TASK GOAL — Word for word, restate every line of the material.

============================================================

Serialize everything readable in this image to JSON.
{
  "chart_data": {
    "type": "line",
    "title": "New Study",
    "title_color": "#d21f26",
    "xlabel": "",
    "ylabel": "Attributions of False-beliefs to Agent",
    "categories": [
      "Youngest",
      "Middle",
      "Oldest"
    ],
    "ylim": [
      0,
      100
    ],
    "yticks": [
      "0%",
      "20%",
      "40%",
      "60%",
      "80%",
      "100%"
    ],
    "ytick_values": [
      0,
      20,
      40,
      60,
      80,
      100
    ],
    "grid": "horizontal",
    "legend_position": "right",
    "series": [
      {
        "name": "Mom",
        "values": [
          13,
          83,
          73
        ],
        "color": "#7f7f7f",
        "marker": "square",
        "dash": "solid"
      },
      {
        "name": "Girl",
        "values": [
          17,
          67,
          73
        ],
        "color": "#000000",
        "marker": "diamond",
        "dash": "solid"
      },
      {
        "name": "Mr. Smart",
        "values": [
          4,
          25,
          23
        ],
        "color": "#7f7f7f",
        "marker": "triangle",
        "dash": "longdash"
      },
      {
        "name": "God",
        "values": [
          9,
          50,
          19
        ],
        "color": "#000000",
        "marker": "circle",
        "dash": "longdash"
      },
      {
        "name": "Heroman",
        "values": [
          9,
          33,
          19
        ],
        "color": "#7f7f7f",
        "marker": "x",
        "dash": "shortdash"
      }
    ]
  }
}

============================================================

EXERCISE ANSWER —
Serialize everything readable in this image to JSON.
{
  "chart_data": {
    "type": "line",
    "title": "New Study",
    "title_color": "#d21f26",
    "xlabel": "",
    "ylabel": "Attributions of False-beliefs to Agent",
    "categories": [
      "Youngest",
      "Middle",
      "Oldest"
    ],
    "ylim": [
      0,
      100
    ],
    "yticks": [
      "0%",
      "20%",
      "40%",
      "60%",
      "80%",
      "100%"
    ],
    "ytick_values": [
      0,
      20,
      40,
      60,
      80,
      100
    ],
    "grid": "horizontal",
    "legend_position": "right",
    "series": [
      {
        "name": "Mom",
        "values": [
          13,
          83,
          73
        ],
        "color": "#7f7f7f",
        "marker": "square",
        "dash": "solid"
      },
      {
        "name": "Girl",
        "values": [
          17,
          67,
          73
        ],
        "color": "#000000",
        "marker": "diamond",
        "dash": "solid"
      },
      {
        "name": "Mr. Smart",
        "values": [
          4,
          25,
          23
        ],
        "color": "#7f7f7f",
        "marker": "triangle",
        "dash": "longdash"
      },
      {
        "name": "God",
        "values": [
          9,
          50,
          19
        ],
        "color": "#000000",
        "marker": "circle",
        "dash": "longdash"
      },
      {
        "name": "Heroman",
        "values": [
          9,
          33,
          19
        ],
        "color": "#7f7f7f",
        "marker": "x",
        "dash": "shortdash"
      }
    ]
  }
}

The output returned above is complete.